Challenge: The entries need to be copied exactly.

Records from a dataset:
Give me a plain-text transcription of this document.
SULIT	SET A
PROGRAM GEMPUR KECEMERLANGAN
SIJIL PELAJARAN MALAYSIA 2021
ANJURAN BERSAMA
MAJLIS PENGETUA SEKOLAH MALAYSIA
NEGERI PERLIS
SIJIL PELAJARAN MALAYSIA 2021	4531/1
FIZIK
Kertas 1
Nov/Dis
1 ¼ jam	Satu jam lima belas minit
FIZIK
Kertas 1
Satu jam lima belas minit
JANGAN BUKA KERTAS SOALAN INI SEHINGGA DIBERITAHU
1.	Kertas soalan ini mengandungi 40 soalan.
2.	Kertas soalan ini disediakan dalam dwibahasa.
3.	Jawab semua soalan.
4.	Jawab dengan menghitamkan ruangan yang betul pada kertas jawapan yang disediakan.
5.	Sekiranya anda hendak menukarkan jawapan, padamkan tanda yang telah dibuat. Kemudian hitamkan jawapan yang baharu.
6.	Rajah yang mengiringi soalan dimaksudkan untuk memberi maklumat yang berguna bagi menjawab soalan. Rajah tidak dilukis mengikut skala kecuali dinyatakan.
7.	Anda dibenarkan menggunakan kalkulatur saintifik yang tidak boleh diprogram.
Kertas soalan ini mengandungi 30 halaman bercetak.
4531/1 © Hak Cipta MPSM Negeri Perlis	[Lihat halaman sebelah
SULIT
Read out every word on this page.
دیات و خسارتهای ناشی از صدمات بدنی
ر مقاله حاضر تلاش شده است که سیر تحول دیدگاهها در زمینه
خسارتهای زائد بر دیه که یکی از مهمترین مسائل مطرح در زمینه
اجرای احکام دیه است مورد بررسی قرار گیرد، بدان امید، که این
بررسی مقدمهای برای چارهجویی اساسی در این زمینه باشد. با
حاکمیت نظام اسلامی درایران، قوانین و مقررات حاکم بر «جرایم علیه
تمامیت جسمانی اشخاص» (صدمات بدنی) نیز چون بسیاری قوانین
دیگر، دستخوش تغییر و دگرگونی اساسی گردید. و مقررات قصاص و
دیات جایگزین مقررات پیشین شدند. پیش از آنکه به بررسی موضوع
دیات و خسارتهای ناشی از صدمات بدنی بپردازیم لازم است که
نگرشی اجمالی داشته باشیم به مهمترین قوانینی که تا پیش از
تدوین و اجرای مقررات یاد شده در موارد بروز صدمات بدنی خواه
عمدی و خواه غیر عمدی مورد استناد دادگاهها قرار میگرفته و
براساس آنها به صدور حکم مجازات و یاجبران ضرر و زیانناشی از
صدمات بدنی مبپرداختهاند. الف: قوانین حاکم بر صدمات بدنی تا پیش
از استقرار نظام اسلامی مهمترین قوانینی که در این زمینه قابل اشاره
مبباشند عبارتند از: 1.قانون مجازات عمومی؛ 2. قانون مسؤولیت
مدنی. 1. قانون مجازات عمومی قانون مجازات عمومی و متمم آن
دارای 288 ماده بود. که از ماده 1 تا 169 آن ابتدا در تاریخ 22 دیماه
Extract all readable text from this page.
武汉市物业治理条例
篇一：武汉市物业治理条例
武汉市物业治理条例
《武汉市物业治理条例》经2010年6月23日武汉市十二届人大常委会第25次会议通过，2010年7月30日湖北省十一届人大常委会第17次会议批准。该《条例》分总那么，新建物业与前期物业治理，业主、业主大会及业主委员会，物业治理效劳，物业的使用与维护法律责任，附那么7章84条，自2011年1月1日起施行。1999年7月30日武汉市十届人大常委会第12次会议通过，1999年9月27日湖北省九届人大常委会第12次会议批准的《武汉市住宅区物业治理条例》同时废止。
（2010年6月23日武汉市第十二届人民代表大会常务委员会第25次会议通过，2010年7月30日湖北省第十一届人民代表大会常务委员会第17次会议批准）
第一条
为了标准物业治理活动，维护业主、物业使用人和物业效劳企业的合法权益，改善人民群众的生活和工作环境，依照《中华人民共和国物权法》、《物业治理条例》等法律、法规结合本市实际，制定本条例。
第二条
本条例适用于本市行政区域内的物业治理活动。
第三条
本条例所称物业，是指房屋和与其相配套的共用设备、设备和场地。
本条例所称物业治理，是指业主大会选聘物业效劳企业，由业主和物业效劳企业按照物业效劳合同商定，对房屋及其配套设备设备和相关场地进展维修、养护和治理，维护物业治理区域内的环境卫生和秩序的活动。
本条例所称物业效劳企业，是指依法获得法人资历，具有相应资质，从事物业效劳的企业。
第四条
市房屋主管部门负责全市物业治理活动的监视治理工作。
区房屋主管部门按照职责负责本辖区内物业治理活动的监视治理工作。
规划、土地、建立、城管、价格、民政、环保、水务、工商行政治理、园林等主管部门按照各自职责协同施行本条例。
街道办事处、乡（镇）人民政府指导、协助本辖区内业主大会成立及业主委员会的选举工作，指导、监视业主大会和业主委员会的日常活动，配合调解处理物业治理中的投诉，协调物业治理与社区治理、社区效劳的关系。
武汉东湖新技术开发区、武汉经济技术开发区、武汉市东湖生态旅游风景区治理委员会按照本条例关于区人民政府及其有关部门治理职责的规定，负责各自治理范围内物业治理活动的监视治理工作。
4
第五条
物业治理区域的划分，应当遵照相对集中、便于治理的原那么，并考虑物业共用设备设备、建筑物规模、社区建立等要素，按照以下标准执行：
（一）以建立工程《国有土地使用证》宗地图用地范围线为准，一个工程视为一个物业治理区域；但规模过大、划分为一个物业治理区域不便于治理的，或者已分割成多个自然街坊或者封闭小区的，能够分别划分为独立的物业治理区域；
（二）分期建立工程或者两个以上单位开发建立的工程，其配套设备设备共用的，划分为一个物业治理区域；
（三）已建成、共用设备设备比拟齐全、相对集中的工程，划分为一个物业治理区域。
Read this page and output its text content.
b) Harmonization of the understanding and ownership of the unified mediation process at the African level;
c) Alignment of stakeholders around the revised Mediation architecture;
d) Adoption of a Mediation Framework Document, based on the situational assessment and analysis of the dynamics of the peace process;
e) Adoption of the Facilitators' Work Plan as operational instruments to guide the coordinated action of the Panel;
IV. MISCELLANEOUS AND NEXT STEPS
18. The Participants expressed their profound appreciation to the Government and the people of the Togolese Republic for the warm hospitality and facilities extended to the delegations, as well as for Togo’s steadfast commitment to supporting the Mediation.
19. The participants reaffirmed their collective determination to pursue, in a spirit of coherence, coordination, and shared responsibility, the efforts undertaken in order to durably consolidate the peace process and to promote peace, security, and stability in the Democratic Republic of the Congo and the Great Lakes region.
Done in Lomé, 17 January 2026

Exercise answer:
Give me a plain-text transcription of this document.
SULIT	SET A
PROGRAM GEMPUR KECEMERLANGAN
SIJIL PELAJARAN MALAYSIA 2021
ANJURAN BERSAMA
MAJLIS PENGETUA SEKOLAH MALAYSIA
NEGERI PERLIS
SIJIL PELAJARAN MALAYSIA 2021	4531/1
FIZIK
Kertas 1
Nov/Dis
1 ¼ jam	Satu jam lima belas minit
FIZIK
Kertas 1
Satu jam lima belas minit
JANGAN BUKA KERTAS SOALAN INI SEHINGGA DIBERITAHU
1.	Kertas soalan ini mengandungi 40 soalan.
2.	Kertas soalan ini disediakan dalam dwibahasa.
3.	Jawab semua soalan.
4.	Jawab dengan menghitamkan ruangan yang betul pada kertas jawapan yang disediakan.
5.	Sekiranya anda hendak menukarkan jawapan, padamkan tanda yang telah dibuat. Kemudian hitamkan jawapan yang baharu.
6.	Rajah yang mengiringi soalan dimaksudkan untuk memberi maklumat yang berguna bagi menjawab soalan. Rajah tidak dilukis mengikut skala kecuali dinyatakan.
7.	Anda dibenarkan menggunakan kalkulatur saintifik yang tidak boleh diprogram.
Kertas soalan ini mengandungi 30 halaman bercetak.
4531/1 © Hak Cipta MPSM Negeri Perlis	[Lihat halaman sebelah
SULIT
Read out every word on this page.
دیات و خسارتهای ناشی از صدمات بدنی
ر مقاله حاضر تلاش شده است که سیر تحول دیدگاهها در زمینه
خسارتهای زائد بر دیه که یکی از مهمترین مسائل مطرح در زمینه
اجرای احکام دیه است مورد بررسی قرار گیرد، بدان امید، که این
بررسی مقدمهای برای چارهجویی اساسی در این زمینه باشد. با
حاکمیت نظام اسلامی درایران، قوانین و مقررات حاکم بر «جرایم علیه
تمامیت جسمانی اشخاص» (صدمات بدنی) نیز چون بسیاری قوانین
دیگر، دستخوش تغییر و دگرگونی اساسی گردید. و مقررات قصاص و
دیات جایگزین مقررات پیشین شدند. پیش از آنکه به بررسی موضوع
دیات و خسارتهای ناشی از صدمات بدنی بپردازیم لازم است که
نگرشی اجمالی داشته باشیم به مهمترین قوانینی که تا پیش از
تدوین و اجرای مقررات یاد شده در موارد بروز صدمات بدنی خواه
عمدی و خواه غیر عمدی مورد استناد دادگاهها قرار میگرفته و
براساس آنها به صدور حکم مجازات و یاجبران ضرر و زیانناشی از
صدمات بدنی مبپرداختهاند. الف: قوانین حاکم بر صدمات بدنی تا پیش
از استقرار نظام اسلامی مهمترین قوانینی که در این زمینه قابل اشاره
مبباشند عبارتند از: 1.قانون مجازات عمومی؛ 2. قانون مسؤولیت
مدنی. 1. قانون مجازات عمومی قانون مجازات عمومی و متمم آن
دارای 288 ماده بود. که از ماده 1 تا 169 آن ابتدا در تاریخ 22 دیماه
Extract all readable text from this page.
武汉市物业治理条例
篇一：武汉市物业治理条例
武汉市物业治理条例
《武汉市物业治理条例》经2010年6月23日武汉市十二届人大常委会第25次会议通过，2010年7月30日湖北省十一届人大常委会第17次会议批准。该《条例》分总那么，新建物业与前期物业治理，业主、业主大会及业主委员会，物业治理效劳，物业的使用与维护法律责任，附那么7章84条，自2011年1月1日起施行。1999年7月30日武汉市十届人大常委会第12次会议通过，1999年9月27日湖北省九届人大常委会第12次会议批准的《武汉市住宅区物业治理条例》同时废止。
（2010年6月23日武汉市第十二届人民代表大会常务委员会第25次会议通过，2010年7月30日湖北省第十一届人民代表大会常务委员会第17次会议批准）
第一条
为了标准物业治理活动，维护业主、物业使用人和物业效劳企业的合法权益，改善人民群众的生活和工作环境，依照《中华人民共和国物权法》、《物业治理条例》等法律、法规结合本市实际，制定本条例。
第二条
本条例适用于本市行政区域内的物业治理活动。
第三条
本条例所称物业，是指房屋和与其相配套的共用设备、设备和场地。
本条例所称物业治理，是指业主大会选聘物业效劳企业，由业主和物业效劳企业按照物业效劳合同商定，对房屋及其配套设备设备和相关场地进展维修、养护和治理，维护物业治理区域内的环境卫生和秩序的活动。
本条例所称物业效劳企业，是指依法获得法人资历，具有相应资质，从事物业效劳的企业。
第四条
市房屋主管部门负责全市物业治理活动的监视治理工作。
区房屋主管部门按照职责负责本辖区内物业治理活动的监视治理工作。
规划、土地、建立、城管、价格、民政、环保、水务、工商行政治理、园林等主管部门按照各自职责协同施行本条例。
街道办事处、乡（镇）人民政府指导、协助本辖区内业主大会成立及业主委员会的选举工作，指导、监视业主大会和业主委员会的日常活动，配合调解处理物业治理中的投诉，协调物业治理与社区治理、社区效劳的关系。
武汉东湖新技术开发区、武汉经济技术开发区、武汉市东湖生态旅游风景区治理委员会按照本条例关于区人民政府及其有关部门治理职责的规定，负责各自治理范围内物业治理活动的监视治理工作。
4
第五条
物业治理区域的划分，应当遵照相对集中、便于治理的原那么，并考虑物业共用设备设备、建筑物规模、社区建立等要素，按照以下标准执行：
（一）以建立工程《国有土地使用证》宗地图用地范围线为准，一个工程视为一个物业治理区域；但规模过大、划分为一个物业治理区域不便于治理的，或者已分割成多个自然街坊或者封闭小区的，能够分别划分为独立的物业治理区域；
（二）分期建立工程或者两个以上单位开发建立的工程，其配套设备设备共用的，划分为一个物业治理区域；
（三）已建成、共用设备设备比拟齐全、相对集中的工程，划分为一个物业治理区域。
Read this page and output its text content.
b) Harmonization of the understanding and ownership of the unified mediation process at the African level;
c) Alignment of stakeholders around the revised Mediation architecture;
d) Adoption of a Mediation Framework Document, based on the situational assessment and analysis of the dynamics of the peace process;
e) Adoption of the Facilitators' Work Plan as operational instruments to guide the coordinated action of the Panel;
IV. MISCELLANEOUS AND NEXT STEPS
18. The Participants expressed their profound appreciation to the Government and the people of the Togolese Republic for the warm hospitality and facilities extended to the delegations, as well as for Togo’s steadfast commitment to supporting the Mediation.
19. The participants reaffirmed their collective determination to pursue, in a spirit of coherence, coordination, and shared responsibility, the efforts undertaken in order to durably consolidate the peace process and to promote peace, security, and stability in the Democratic Republic of the Congo and the Great Lakes region.
Done in Lomé, 17 January 2026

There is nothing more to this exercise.